## The tasks
1. In the article about the Moving Current concert, who formed the group Forever Moving?
2. In the entries, change "donut-hole" to "center-gap" throughout the part that opens with the line containing "- source-note: Source: Nielsen" and closes with the line containing "- region-label-line: LATIN: [295, 439, 349, 458]", keeping everything else the same. Write out only those lines.

## Extract
◇ ◇ ◇ ◇ ◇

Moving Current recruited about a dozen senior citizens, many of whom had little modern dance experience, to perform in its season-ending concert.

By MARTY CLEAR
Published May 13, 2004

TAMPA - Every year, Moving Current ends its dance season with a concert called New Grounds that showcases promising choreographers. In the past, the choreographers have been young, most of them just out of college.

This year is an exception. Despite plenty of 20-something artists, the average age of the dancers and choreographers in this weekend's New Grounds concert pushed well upward, thanks to Forever Moving, a group formed last September by Lynn Norton, the director of education for the Arts Council of Hillsborough County.

Norton enlisted about a dozen seniors through the Life Enrichment Center, a multipurpose facility for active older people in North Tampa.

"Only one or two of them had any experience with dance at all," Norton said. "Most of them thought they were coming to a country line-dancing class or something. A couple of them dropped out after they found out what it was really about."

The remaining members, some in their late 70s, proved dedicated and talented.

This weekend will be their first time on a professional stage. They'll appear, along with Moving Current dancers and high school dance students, in the opening piece.

"It's called Trouble Shooting, and it deals with the complexities of life and the different ways we cope and deal with them," said Erin Cardinal, a Moving Current founder and co-director.

◇ ◇ ◇ ◇ ◇

## Input rows
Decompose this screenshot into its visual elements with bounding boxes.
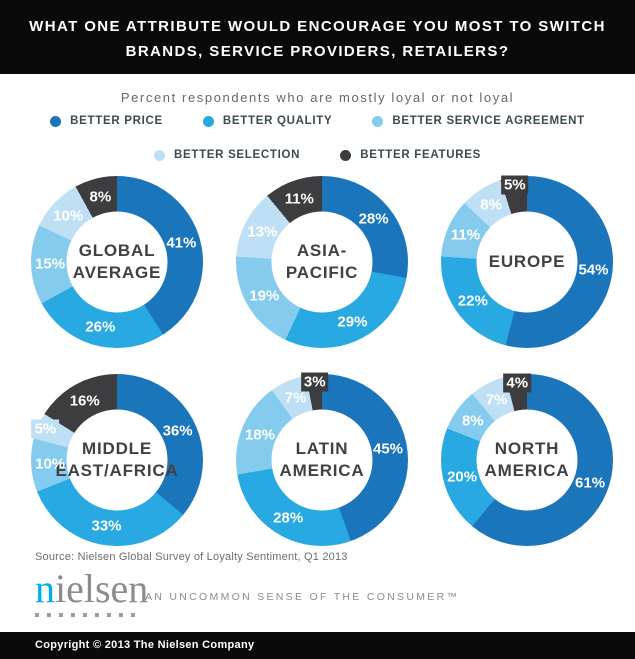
- source-note: Source: Nielsen Global Survey of Loyalty…: [35, 551, 348, 563]
- wordmark-first-letter: n: [35, 566, 55, 611]
- slice-value-label: 5%: [31, 419, 60, 439]
- header-banner: WHAT ONE ATTRIBUTE WOULD ENCOURAGE YOU M…: [0, 0, 635, 74]
- region-label: GLOBAL AVERAGE: [31, 176, 203, 348]
- donut-hole: [476, 211, 578, 313]
- slice-value-label: 19%: [249, 287, 280, 305]
- slice-value-label: 10%: [35, 455, 66, 473]
- slice-value-label: 28%: [273, 509, 304, 527]
- slice-value-label: 45%: [373, 440, 404, 458]
- copyright-text: Copyright © 2013 The Nielsen Company: [35, 639, 255, 651]
- region-label: ASIA- PACIFIC: [236, 176, 408, 348]
- donut-chart-middle-east-africa: MIDDLE EAST/AFRICA 36% 33% 10% 5% 16%: [31, 374, 203, 546]
- legend-swatch-icon: [340, 149, 352, 161]
- region-label-line: NORTH: [494, 439, 560, 458]
- donut-chart-asia-pacific: ASIA- PACIFIC 28% 29% 19% 13% 11%: [236, 176, 408, 348]
- slice-value-label: 15%: [35, 255, 66, 273]
- region-label-line: LATIN: [295, 439, 349, 458]
- donut-hole: [66, 409, 168, 511]
- region-label-line: MIDDLE: [82, 439, 152, 458]
- slice-value-label: 7%: [485, 391, 508, 409]
- slice-value-label: 20%: [447, 468, 478, 486]
- slice-value-label: 4%: [503, 373, 532, 393]
- donut-hole: [66, 211, 168, 313]
- donut-chart-north-america: NORTH AMERICA 61% 20% 8% 7% 4%: [441, 373, 613, 546]
- region-label: NORTH AMERICA: [441, 374, 613, 546]
- donut-hole: [476, 409, 578, 511]
- slice-value-label: 61%: [575, 474, 606, 492]
- legend-label: BETTER PRICE: [70, 115, 163, 127]
- legend-item: BETTER PRICE: [50, 115, 163, 127]
- logo-dots-icon: [35, 613, 137, 617]
- region-label-line: EUROPE: [488, 252, 566, 271]
- donut-chart-europe: EUROPE 54% 22% 11% 8% 5%: [441, 175, 613, 348]
- page-title-line2: BRANDS, SERVICE PROVIDERS, RETAILERS?: [125, 43, 510, 60]
- legend-item: BETTER FEATURES: [340, 149, 481, 161]
- footer-bar: Copyright © 2013 The Nielsen Company: [0, 632, 635, 659]
- legend-label: BETTER SELECTION: [173, 149, 301, 161]
- page-title-line1: WHAT ONE ATTRIBUTE WOULD ENCOURAGE YOU M…: [29, 18, 606, 35]
- legend-item: BETTER SELECTION: [153, 149, 301, 161]
- region-label-line: AMERICA: [484, 461, 570, 480]
- slice-value-label: 8%: [89, 188, 112, 206]
- donut-hole: [271, 211, 373, 313]
- slice-value-label: 33%: [91, 517, 122, 535]
- donut-chart-latin-america: LATIN AMERICA 45% 28% 18% 7% 3%: [236, 372, 408, 546]
- nielsen-logo: nielsen: [35, 569, 148, 617]
- legend-swatch-icon: [50, 115, 62, 127]
- slice-value-label: 22%: [457, 292, 488, 310]
- region-label: EUROPE: [441, 176, 613, 348]
- legend-swatch-icon: [372, 115, 384, 127]
- slice-value-label: 5%: [500, 175, 529, 195]
- slice-value-label: 11%: [284, 190, 314, 208]
- legend-swatch-icon: [153, 149, 165, 161]
- legend-row-1: BETTER PRICE BETTER QUALITY BETTER SERVICE…: [0, 115, 635, 127]
- slice-value-label: 7%: [284, 389, 307, 407]
- donut-hole: [271, 409, 373, 511]
- legend-label: BETTER SERVICE AGREEMENT: [392, 115, 585, 127]
- region-label-line: PACIFIC: [285, 263, 359, 282]
- chart-subtitle: Percent respondents who are mostly loyal…: [120, 90, 515, 105]
- region-label-line: AVERAGE: [72, 263, 162, 282]
- region-label-line: EAST/AFRICA: [55, 461, 179, 480]
- donut-chart-global-average: GLOBAL AVERAGE 41% 26% 15% 10% 8%: [31, 176, 203, 348]
- slice-value-label: 29%: [337, 313, 368, 331]
- legend-item: BETTER SERVICE AGREEMENT: [372, 115, 585, 127]
- slice-value-label: 8%: [480, 196, 502, 214]
- region-label-line: ASIA-: [296, 241, 348, 260]
- legend-swatch-icon: [202, 115, 214, 127]
- slice-value-label: 10%: [53, 207, 84, 225]
- legend-label: BETTER FEATURES: [360, 149, 482, 161]
- region-label-line: AMERICA: [279, 461, 365, 480]
- region-label-line: GLOBAL: [78, 241, 156, 260]
- wordmark-rest: ielsen: [55, 566, 149, 611]
- region-label: MIDDLE EAST/AFRICA: [31, 374, 203, 546]
- slice-value-label: 36%: [162, 422, 193, 440]
- slice-value-label: 18%: [244, 426, 276, 444]
- slice-value-label: 54%: [578, 261, 609, 279]
- nielsen-wordmark: nielsen: [35, 569, 148, 609]
- slice-value-label: 28%: [358, 210, 389, 228]
- slice-value-label: 8%: [461, 412, 484, 430]
- slice-value-label: 26%: [85, 318, 116, 336]
- brand-tagline: AN UNCOMMON SENSE OF THE CONSUMER™: [145, 591, 460, 603]
- legend-label: BETTER QUALITY: [222, 115, 333, 127]
- slice-value-label: 16%: [69, 392, 100, 410]
- slice-value-label: 11%: [450, 226, 481, 244]
- legend-item: BETTER QUALITY: [202, 115, 333, 127]
- slice-value-label: 13%: [247, 223, 278, 241]
- slice-value-label: 3%: [300, 372, 329, 392]
- slice-value-label: 41%: [166, 234, 197, 252]
- legend-row-2: BETTER SELECTION BETTER FEATURES: [0, 149, 635, 161]
- region-label: LATIN AMERICA: [236, 374, 408, 546]
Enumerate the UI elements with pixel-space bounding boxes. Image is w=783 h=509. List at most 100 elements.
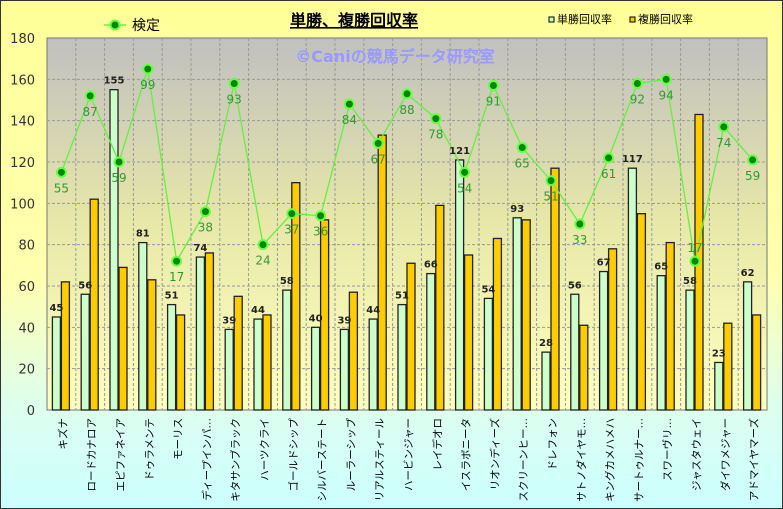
bar-place bbox=[751, 314, 762, 411]
point-kentei bbox=[199, 206, 211, 218]
y-tick-label: 60 bbox=[18, 280, 35, 295]
data-label-kentei: 24 bbox=[255, 254, 270, 268]
data-label-kentei: 37 bbox=[284, 223, 299, 237]
y-tick-label: 40 bbox=[18, 321, 35, 336]
bar-place bbox=[463, 254, 474, 411]
bar-win bbox=[109, 89, 119, 411]
point-kentei bbox=[55, 166, 67, 178]
bar-win bbox=[742, 281, 753, 411]
point-kentei bbox=[401, 88, 413, 100]
bar-place bbox=[579, 324, 589, 411]
legend: 検定 単勝回収率 複勝回収率 bbox=[104, 12, 693, 34]
x-tick-label: ダイワメジャー bbox=[719, 418, 732, 491]
data-label-kentei: 51 bbox=[543, 190, 558, 204]
bar-win bbox=[685, 289, 695, 411]
bar-win bbox=[541, 351, 551, 411]
legend-marker-icon bbox=[109, 19, 121, 31]
point-kentei bbox=[487, 80, 499, 92]
legend-swatch-win bbox=[548, 16, 555, 23]
point-kentei bbox=[315, 210, 327, 222]
y-tick-label: 120 bbox=[10, 156, 35, 171]
watermark: ©Caniの競馬データ研究室 bbox=[295, 47, 494, 66]
bar-place bbox=[550, 167, 560, 411]
data-label-kentei: 92 bbox=[630, 92, 645, 106]
x-tick-label: シルバーステート bbox=[317, 418, 329, 501]
point-kentei bbox=[430, 113, 442, 125]
legend-swatch-place bbox=[629, 16, 636, 23]
bar-win bbox=[426, 272, 436, 411]
bar-place bbox=[118, 266, 128, 411]
data-label-win: 65 bbox=[654, 262, 668, 273]
point-kentei bbox=[747, 154, 759, 166]
x-tick-label: スワーヴリ… bbox=[661, 418, 674, 481]
data-label-kentei: 17 bbox=[169, 270, 184, 284]
bar-win bbox=[397, 303, 407, 411]
x-tick-label: エピファネイア bbox=[115, 418, 127, 492]
data-label-kentei: 99 bbox=[140, 78, 155, 92]
data-label-kentei: 17 bbox=[687, 241, 702, 255]
y-tick-label: 140 bbox=[10, 115, 35, 130]
bar-win bbox=[195, 256, 206, 411]
x-tick-label: ドゥラメンテ bbox=[144, 418, 156, 481]
legend-label-kentei: 検定 bbox=[132, 18, 160, 34]
x-tick-label: ロードカナロア bbox=[86, 418, 98, 492]
bar-place bbox=[665, 241, 675, 411]
x-tick-label: ドレフォン bbox=[547, 418, 559, 471]
bar-place bbox=[147, 279, 157, 411]
point-kentei bbox=[545, 175, 557, 187]
bar-place bbox=[636, 213, 647, 411]
data-label-kentei: 84 bbox=[342, 113, 357, 127]
data-label-win: 51 bbox=[395, 291, 409, 302]
bar-place bbox=[492, 237, 503, 411]
bar-win bbox=[138, 241, 148, 411]
bar-place bbox=[262, 314, 272, 411]
data-label-kentei: 54 bbox=[457, 181, 472, 195]
x-tick-label: レイデオロ bbox=[431, 418, 444, 471]
x-tick-label: ゴールドシップ bbox=[287, 418, 300, 492]
data-label-win: 39 bbox=[222, 315, 236, 326]
point-kentei bbox=[689, 255, 701, 267]
data-label-win: 56 bbox=[568, 280, 582, 291]
point-kentei bbox=[257, 239, 269, 251]
x-tick-label: サートゥルナー… bbox=[633, 418, 645, 502]
data-label-kentei: 59 bbox=[111, 171, 126, 185]
data-label-kentei: 55 bbox=[54, 181, 69, 195]
x-tick-label: キズナ bbox=[56, 418, 69, 450]
data-label-win: 56 bbox=[78, 280, 92, 291]
x-tick-label: キタサンブラック bbox=[229, 418, 242, 502]
bar-win bbox=[310, 326, 321, 411]
bar-win bbox=[51, 316, 62, 411]
bar-win bbox=[598, 270, 609, 411]
legend-label-win: 単勝回収率 bbox=[557, 12, 612, 26]
x-tick-label: キングカメハメハ bbox=[604, 418, 617, 502]
data-label-kentei: 88 bbox=[399, 103, 414, 117]
point-kentei bbox=[372, 137, 384, 149]
point-kentei bbox=[603, 152, 615, 164]
data-label-win: 23 bbox=[712, 348, 726, 359]
data-label-kentei: 61 bbox=[601, 167, 616, 181]
data-label-win: 66 bbox=[424, 260, 438, 271]
bar-place bbox=[89, 198, 99, 411]
data-label-win: 44 bbox=[251, 305, 265, 316]
bar-place bbox=[319, 219, 330, 411]
x-tick-label: リアルスティール bbox=[374, 418, 386, 501]
data-label-win: 39 bbox=[337, 315, 351, 326]
bar-win bbox=[166, 303, 177, 411]
data-label-kentei: 93 bbox=[227, 92, 242, 106]
bar-win bbox=[253, 318, 263, 411]
data-label-win: 40 bbox=[309, 313, 323, 324]
data-label-kentei: 74 bbox=[716, 136, 731, 150]
bar-place bbox=[435, 204, 445, 411]
point-kentei bbox=[631, 77, 643, 89]
point-kentei bbox=[286, 208, 298, 220]
point-kentei bbox=[343, 98, 355, 110]
bar-win bbox=[80, 293, 90, 411]
bar-place bbox=[291, 182, 301, 411]
bar-place bbox=[175, 314, 186, 411]
x-tick-label: スクリーンヒー… bbox=[518, 418, 530, 501]
bar-win bbox=[454, 159, 465, 411]
data-label-kentei: 87 bbox=[83, 105, 98, 119]
bar-place bbox=[406, 262, 416, 411]
data-label-win: 67 bbox=[597, 258, 611, 269]
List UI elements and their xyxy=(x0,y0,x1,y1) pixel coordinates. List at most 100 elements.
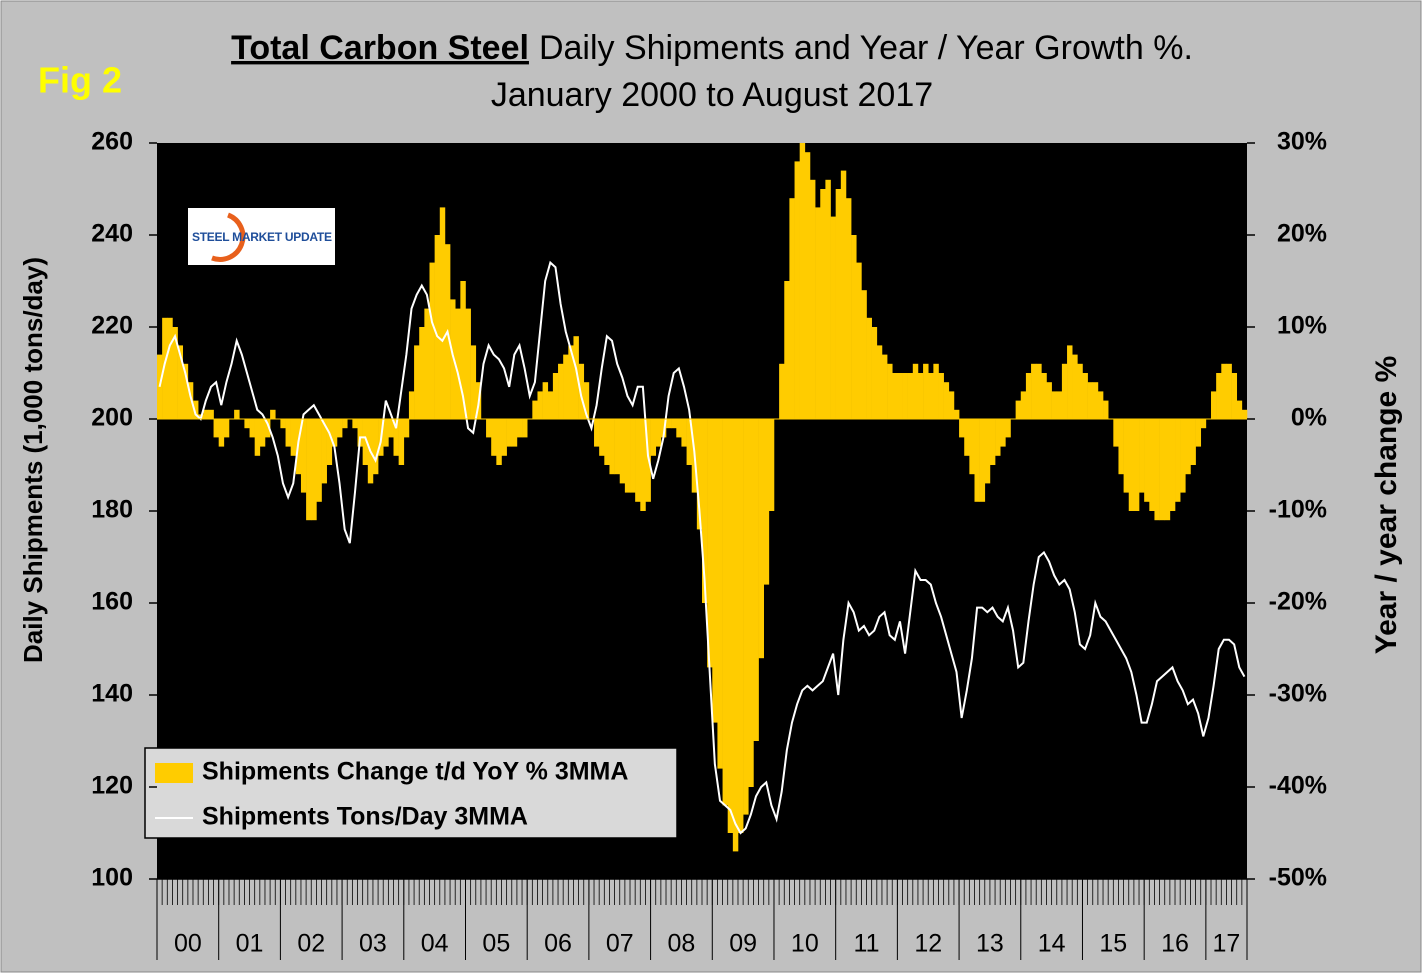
bar xyxy=(311,419,317,521)
bar xyxy=(809,179,816,419)
bar xyxy=(717,419,723,769)
bar xyxy=(758,419,764,659)
bar xyxy=(321,419,327,484)
bar xyxy=(1015,400,1022,419)
bar xyxy=(573,336,579,419)
bar xyxy=(1144,419,1150,502)
bar xyxy=(403,419,410,438)
bar xyxy=(866,317,872,419)
bar xyxy=(290,419,297,456)
bar xyxy=(614,419,621,475)
bar xyxy=(732,419,739,852)
bar xyxy=(270,409,276,419)
bar xyxy=(496,419,502,465)
bar xyxy=(753,419,759,741)
bar xyxy=(948,391,955,419)
y2-tick-label: 20% xyxy=(1277,220,1327,248)
bar xyxy=(630,419,636,493)
bar xyxy=(552,373,559,419)
bar xyxy=(789,198,795,419)
bar xyxy=(244,419,250,429)
legend-swatch xyxy=(155,763,193,783)
bar xyxy=(470,345,477,419)
plot xyxy=(157,143,1248,852)
bar xyxy=(1216,373,1222,419)
bar xyxy=(696,419,703,530)
bar xyxy=(172,327,178,419)
bar xyxy=(486,419,492,438)
bar xyxy=(419,327,425,419)
bar xyxy=(820,189,826,419)
bar xyxy=(342,419,348,429)
bar xyxy=(1241,409,1248,419)
bar xyxy=(1077,363,1083,419)
bar xyxy=(532,400,538,419)
bar xyxy=(964,419,970,456)
bar xyxy=(1097,391,1104,419)
bar xyxy=(1159,419,1166,521)
y-tick-label: 240 xyxy=(91,220,133,248)
x-tick-label: 02 xyxy=(297,930,325,958)
x-tick-label: 09 xyxy=(729,930,757,958)
bar xyxy=(1133,419,1140,511)
bar xyxy=(902,373,908,419)
bar xyxy=(943,382,950,419)
bar xyxy=(917,373,924,419)
title-emphasis: Total Carbon Steel xyxy=(231,29,529,67)
bar xyxy=(1231,373,1238,419)
y2-tick-label: -30% xyxy=(1269,680,1327,708)
bar xyxy=(1226,363,1232,419)
bar xyxy=(1180,419,1186,493)
bar xyxy=(583,382,590,419)
bar xyxy=(928,373,934,419)
bar xyxy=(522,419,528,438)
bar xyxy=(398,419,405,465)
bar xyxy=(1041,373,1047,419)
x-tick-label: 06 xyxy=(544,930,572,958)
y2-tick-label: -40% xyxy=(1269,772,1327,800)
y-tick-label: 200 xyxy=(91,404,133,432)
bar xyxy=(558,363,564,419)
bar xyxy=(1113,419,1119,447)
bar xyxy=(933,363,939,419)
x-tick-label: 12 xyxy=(914,930,942,958)
bar xyxy=(799,143,806,419)
bar xyxy=(223,419,230,438)
bar xyxy=(635,419,641,502)
x-tick-label: 05 xyxy=(482,930,510,958)
bar xyxy=(897,373,903,419)
chart-title: Total Carbon Steel Daily Shipments and Ye… xyxy=(231,29,1193,67)
bar xyxy=(655,419,662,447)
bar xyxy=(1128,419,1135,511)
bar xyxy=(192,400,199,419)
x-tick-label: 03 xyxy=(359,930,387,958)
bar xyxy=(984,419,991,484)
bar xyxy=(218,419,225,447)
bar xyxy=(208,409,214,419)
x-tick-label: 11 xyxy=(854,930,880,958)
bar xyxy=(1103,400,1109,419)
bar xyxy=(1169,419,1176,511)
y2-tick-label: -20% xyxy=(1269,588,1327,616)
x-tick-label: 16 xyxy=(1161,930,1189,958)
bar xyxy=(815,207,821,419)
bar xyxy=(501,419,507,456)
bar xyxy=(995,419,1001,456)
bar xyxy=(825,179,831,419)
y-tick-label: 140 xyxy=(91,680,133,708)
bar xyxy=(434,235,441,419)
bar xyxy=(712,419,718,723)
bar xyxy=(362,419,369,465)
bar xyxy=(743,419,749,815)
x-tick-label: 15 xyxy=(1099,930,1127,958)
bar xyxy=(1149,419,1155,511)
bar xyxy=(450,299,456,419)
bar xyxy=(1139,419,1145,493)
bar xyxy=(1087,382,1094,419)
logo-box xyxy=(188,208,335,265)
bar xyxy=(455,308,461,419)
bar xyxy=(1211,391,1217,419)
bar xyxy=(707,419,713,668)
bar xyxy=(650,419,657,456)
bar xyxy=(1067,345,1073,419)
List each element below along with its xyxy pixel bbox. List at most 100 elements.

◇ ◇ ◇ ◇ ◇

## Worked solutions
1. Lynn Norton, the director of education for the Arts Council of Hillsborough County.

2.
- source-note: Source: Nielsen Global Survey of Loyalty…: [35, 551, 348, 563]
- wordmark-first-letter: n: [35, 566, 55, 611]
- slice-value-label: 5%: [31, 419, 60, 439]
- header-banner: WHAT ONE ATTRIBUTE WOULD ENCOURAGE YOU M…: [0, 0, 635, 74]
- region-label: GLOBAL AVERAGE: [31, 176, 203, 348]
- center-gap: [476, 211, 578, 313]
- slice-value-label: 19%: [249, 287, 280, 305]
- slice-value-label: 10%: [35, 455, 66, 473]
- slice-value-label: 28%: [273, 509, 304, 527]
- slice-value-label: 45%: [373, 440, 404, 458]
- copyright-text: Copyright © 2013 The Nielsen Company: [35, 639, 255, 651]
- region-label: ASIA- PACIFIC: [236, 176, 408, 348]
- donut-chart-middle-east-africa: MIDDLE EAST/AFRICA 36% 33% 10% 5% 16%: [31, 374, 203, 546]
- legend-swatch-icon: [340, 149, 352, 161]
- region-label-line: NORTH: [494, 439, 560, 458]
- donut-chart-asia-pacific: ASIA- PACIFIC 28% 29% 19% 13% 11%: [236, 176, 408, 348]
- slice-value-label: 15%: [35, 255, 66, 273]
- region-label-line: LATIN: [295, 439, 349, 458]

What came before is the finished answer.